- **EXERCISE DIRECTIONS**
Copy everything in the listing below word for word, apart from any images.

- **RECORD EXCERPTS**
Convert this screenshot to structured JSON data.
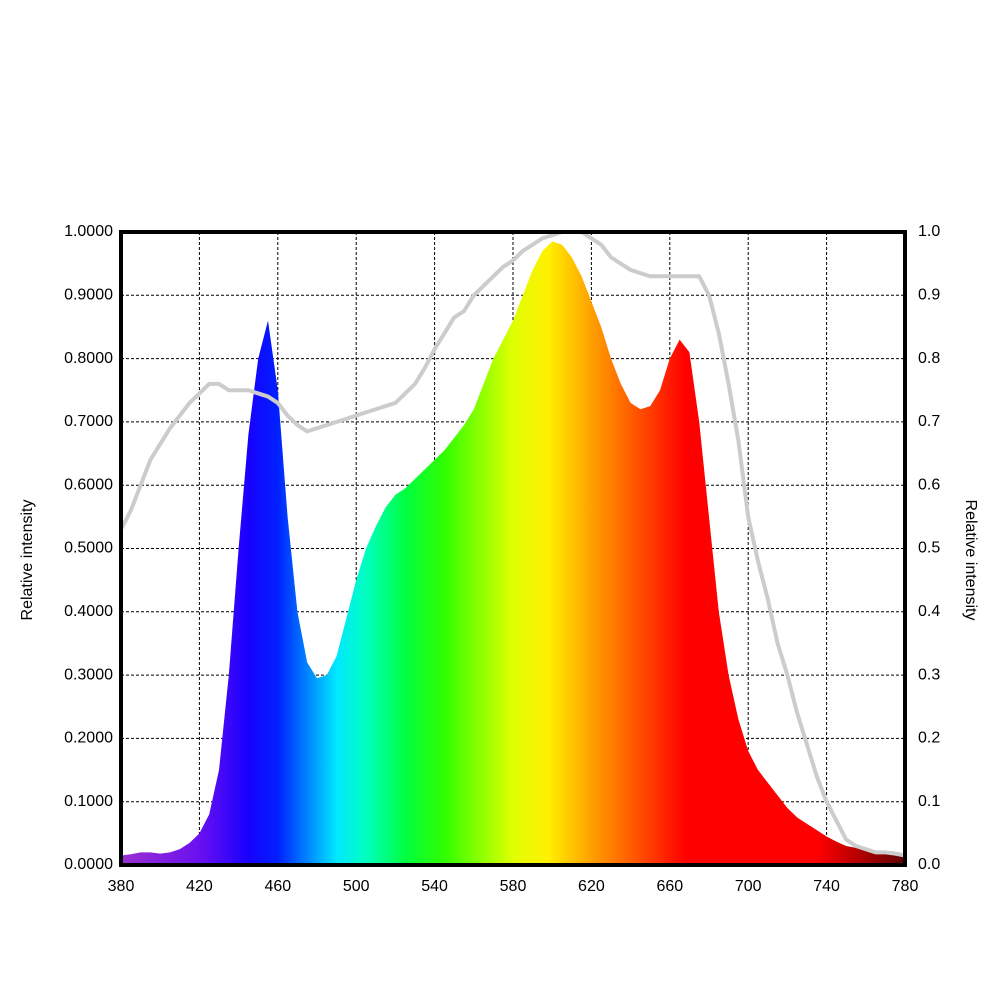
{
  "chart_data": {
    "type": "area",
    "y_label": "Relative intensity",
    "y2_label": "Relative intensity",
    "x": [
      380,
      385,
      390,
      395,
      400,
      405,
      410,
      415,
      420,
      425,
      430,
      435,
      440,
      445,
      450,
      455,
      460,
      465,
      470,
      475,
      480,
      485,
      490,
      495,
      500,
      505,
      510,
      515,
      520,
      525,
      530,
      535,
      540,
      545,
      550,
      555,
      560,
      565,
      570,
      575,
      580,
      585,
      590,
      595,
      600,
      605,
      610,
      615,
      620,
      625,
      630,
      635,
      640,
      645,
      650,
      655,
      660,
      665,
      670,
      675,
      680,
      685,
      690,
      695,
      700,
      705,
      710,
      715,
      720,
      725,
      730,
      735,
      740,
      745,
      750,
      755,
      760,
      765,
      770,
      775,
      780
    ],
    "series": [
      {
        "kind": "area",
        "gradient": [
          {
            "x": 380,
            "color": "#9a30d0"
          },
          {
            "x": 420,
            "color": "#6a10f0"
          },
          {
            "x": 445,
            "color": "#1800ff"
          },
          {
            "x": 460,
            "color": "#0020ff"
          },
          {
            "x": 490,
            "color": "#00e8ff"
          },
          {
            "x": 505,
            "color": "#00ffc0"
          },
          {
            "x": 525,
            "color": "#00ff40"
          },
          {
            "x": 545,
            "color": "#30ff00"
          },
          {
            "x": 580,
            "color": "#e0ff00"
          },
          {
            "x": 598,
            "color": "#fff000"
          },
          {
            "x": 620,
            "color": "#ffa000"
          },
          {
            "x": 650,
            "color": "#ff3c00"
          },
          {
            "x": 668,
            "color": "#ff0000"
          },
          {
            "x": 735,
            "color": "#ff0000"
          },
          {
            "x": 780,
            "color": "#600000"
          }
        ],
        "values": [
          0.015,
          0.017,
          0.02,
          0.02,
          0.018,
          0.02,
          0.025,
          0.035,
          0.05,
          0.08,
          0.15,
          0.3,
          0.5,
          0.68,
          0.8,
          0.86,
          0.75,
          0.55,
          0.4,
          0.32,
          0.295,
          0.3,
          0.33,
          0.39,
          0.45,
          0.5,
          0.535,
          0.565,
          0.585,
          0.595,
          0.61,
          0.625,
          0.64,
          0.655,
          0.675,
          0.695,
          0.72,
          0.76,
          0.8,
          0.83,
          0.86,
          0.9,
          0.94,
          0.97,
          0.985,
          0.98,
          0.96,
          0.93,
          0.89,
          0.85,
          0.8,
          0.76,
          0.73,
          0.72,
          0.725,
          0.75,
          0.8,
          0.83,
          0.81,
          0.7,
          0.55,
          0.4,
          0.3,
          0.23,
          0.18,
          0.15,
          0.13,
          0.11,
          0.09,
          0.075,
          0.065,
          0.055,
          0.045,
          0.037,
          0.03,
          0.027,
          0.025,
          0.022,
          0.02,
          0.017,
          0.015
        ]
      },
      {
        "kind": "line",
        "axis": "y2",
        "color": "#cccccc",
        "values": [
          0.53,
          0.56,
          0.6,
          0.64,
          0.665,
          0.69,
          0.71,
          0.73,
          0.745,
          0.76,
          0.76,
          0.75,
          0.75,
          0.75,
          0.745,
          0.74,
          0.73,
          0.71,
          0.695,
          0.685,
          0.69,
          0.695,
          0.7,
          0.705,
          0.71,
          0.715,
          0.72,
          0.725,
          0.73,
          0.745,
          0.76,
          0.785,
          0.815,
          0.84,
          0.865,
          0.875,
          0.9,
          0.915,
          0.93,
          0.945,
          0.955,
          0.97,
          0.98,
          0.99,
          0.995,
          1.0,
          1.0,
          1.0,
          0.99,
          0.98,
          0.96,
          0.95,
          0.94,
          0.935,
          0.93,
          0.93,
          0.93,
          0.93,
          0.93,
          0.93,
          0.9,
          0.84,
          0.76,
          0.67,
          0.55,
          0.48,
          0.42,
          0.35,
          0.3,
          0.24,
          0.19,
          0.14,
          0.1,
          0.07,
          0.04,
          0.03,
          0.025,
          0.02,
          0.02,
          0.018,
          0.015
        ]
      }
    ],
    "xlim": [
      380,
      780
    ],
    "xticks": [
      380,
      420,
      460,
      500,
      540,
      580,
      620,
      660,
      700,
      740,
      780
    ],
    "ylim": [
      0,
      1
    ],
    "yticks": [
      {
        "value": 0,
        "label": "0.0000"
      },
      {
        "value": 0.1,
        "label": "0.1000"
      },
      {
        "value": 0.2,
        "label": "0.2000"
      },
      {
        "value": 0.3,
        "label": "0.3000"
      },
      {
        "value": 0.4,
        "label": "0.4000"
      },
      {
        "value": 0.5,
        "label": "0.5000"
      },
      {
        "value": 0.6,
        "label": "0.6000"
      },
      {
        "value": 0.7,
        "label": "0.7000"
      },
      {
        "value": 0.8,
        "label": "0.8000"
      },
      {
        "value": 0.9,
        "label": "0.9000"
      },
      {
        "value": 1,
        "label": "1.0000"
      }
    ],
    "y2lim": [
      0,
      1
    ],
    "y2ticks": [
      {
        "value": 0,
        "label": "0.0"
      },
      0.1,
      0.2,
      0.3,
      0.4,
      0.5,
      0.6,
      0.7,
      0.8,
      0.9,
      {
        "value": 1,
        "label": "1.0"
      }
    ],
    "grid": true
  }
}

- **TASK RESULT**
Convert this screenshot to structured JSON data.
{
  "chart_data": {
    "type": "area",
    "y_label": "Relative intensity",
    "y2_label": "Relative intensity",
    "x": [
      380,
      385,
      390,
      395,
      400,
      405,
      410,
      415,
      420,
      425,
      430,
      435,
      440,
      445,
      450,
      455,
      460,
      465,
      470,
      475,
      480,
      485,
      490,
      495,
      500,
      505,
      510,
      515,
      520,
      525,
      530,
      535,
      540,
      545,
      550,
      555,
      560,
      565,
      570,
      575,
      580,
      585,
      590,
      595,
      600,
      605,
      610,
      615,
      620,
      625,
      630,
      635,
      640,
      645,
      650,
      655,
      660,
      665,
      670,
      675,
      680,
      685,
      690,
      695,
      700,
      705,
      710,
      715,
      720,
      725,
      730,
      735,
      740,
      745,
      750,
      755,
      760,
      765,
      770,
      775,
      780
    ],
    "series": [
      {
        "kind": "area",
        "gradient": [
          {
            "x": 380,
            "color": "#9a30d0"
          },
          {
            "x": 420,
            "color": "#6a10f0"
          },
          {
            "x": 445,
            "color": "#1800ff"
          },
          {
            "x": 460,
            "color": "#0020ff"
          },
          {
            "x": 490,
            "color": "#00e8ff"
          },
          {
            "x": 505,
            "color": "#00ffc0"
          },
          {
            "x": 525,
            "color": "#00ff40"
          },
          {
            "x": 545,
            "color": "#30ff00"
          },
          {
            "x": 580,
            "color": "#e0ff00"
          },
          {
            "x": 598,
            "color": "#fff000"
          },
          {
            "x": 620,
            "color": "#ffa000"
          },
          {
            "x": 650,
            "color": "#ff3c00"
          },
          {
            "x": 668,
            "color": "#ff0000"
          },
          {
            "x": 735,
            "color": "#ff0000"
          },
          {
            "x": 780,
            "color": "#600000"
          }
        ],
        "values": [
          0.015,
          0.017,
          0.02,
          0.02,
          0.018,
          0.02,
          0.025,
          0.035,
          0.05,
          0.08,
          0.15,
          0.3,
          0.5,
          0.68,
          0.8,
          0.86,
          0.75,
          0.55,
          0.4,
          0.32,
          0.295,
          0.3,
          0.33,
          0.39,
          0.45,
          0.5,
          0.535,
          0.565,
          0.585,
          0.595,
          0.61,
          0.625,
          0.64,
          0.655,
          0.675,
          0.695,
          0.72,
          0.76,
          0.8,
          0.83,
          0.86,
          0.9,
          0.94,
          0.97,
          0.985,
          0.98,
          0.96,
          0.93,
          0.89,
          0.85,
          0.8,
          0.76,
          0.73,
          0.72,
          0.725,
          0.75,
          0.8,
          0.83,
          0.81,
          0.7,
          0.55,
          0.4,
          0.3,
          0.23,
          0.18,
          0.15,
          0.13,
          0.11,
          0.09,
          0.075,
          0.065,
          0.055,
          0.045,
          0.037,
          0.03,
          0.027,
          0.025,
          0.022,
          0.02,
          0.017,
          0.015
        ]
      },
      {
        "kind": "line",
        "axis": "y2",
        "color": "#cccccc",
        "values": [
          0.53,
          0.56,
          0.6,
          0.64,
          0.665,
          0.69,
          0.71,
          0.73,
          0.745,
          0.76,
          0.76,
          0.75,
          0.75,
          0.75,
          0.745,
          0.74,
          0.73,
          0.71,
          0.695,
          0.685,
          0.69,
          0.695,
          0.7,
          0.705,
          0.71,
          0.715,
          0.72,
          0.725,
          0.73,
          0.745,
          0.76,
          0.785,
          0.815,
          0.84,
          0.865,
          0.875,
          0.9,
          0.915,
          0.93,
          0.945,
          0.955,
          0.97,
          0.98,
          0.99,
          0.995,
          1.0,
          1.0,
          1.0,
          0.99,
          0.98,
          0.96,
          0.95,
          0.94,
          0.935,
          0.93,
          0.93,
          0.93,
          0.93,
          0.93,
          0.93,
          0.9,
          0.84,
          0.76,
          0.67,
          0.55,
          0.48,
          0.42,
          0.35,
          0.3,
          0.24,
          0.19,
          0.14,
          0.1,
          0.07,
          0.04,
          0.03,
          0.025,
          0.02,
          0.02,
          0.018,
          0.015
        ]
      }
    ],
    "xlim": [
      380,
      780
    ],
    "xticks": [
      380,
      420,
      460,
      500,
      540,
      580,
      620,
      660,
      700,
      740,
      780
    ],
    "ylim": [
      0,
      1
    ],
    "yticks": [
      {
        "value": 0,
        "label": "0.0000"
      },
      {
        "value": 0.1,
        "label": "0.1000"
      },
      {
        "value": 0.2,
        "label": "0.2000"
      },
      {
        "value": 0.3,
        "label": "0.3000"
      },
      {
        "value": 0.4,
        "label": "0.4000"
      },
      {
        "value": 0.5,
        "label": "0.5000"
      },
      {
        "value": 0.6,
        "label": "0.6000"
      },
      {
        "value": 0.7,
        "label": "0.7000"
      },
      {
        "value": 0.8,
        "label": "0.8000"
      },
      {
        "value": 0.9,
        "label": "0.9000"
      },
      {
        "value": 1,
        "label": "1.0000"
      }
    ],
    "y2lim": [
      0,
      1
    ],
    "y2ticks": [
      {
        "value": 0,
        "label": "0.0"
      },
      0.1,
      0.2,
      0.3,
      0.4,
      0.5,
      0.6,
      0.7,
      0.8,
      0.9,
      {
        "value": 1,
        "label": "1.0"
      }
    ],
    "grid": true
  }
}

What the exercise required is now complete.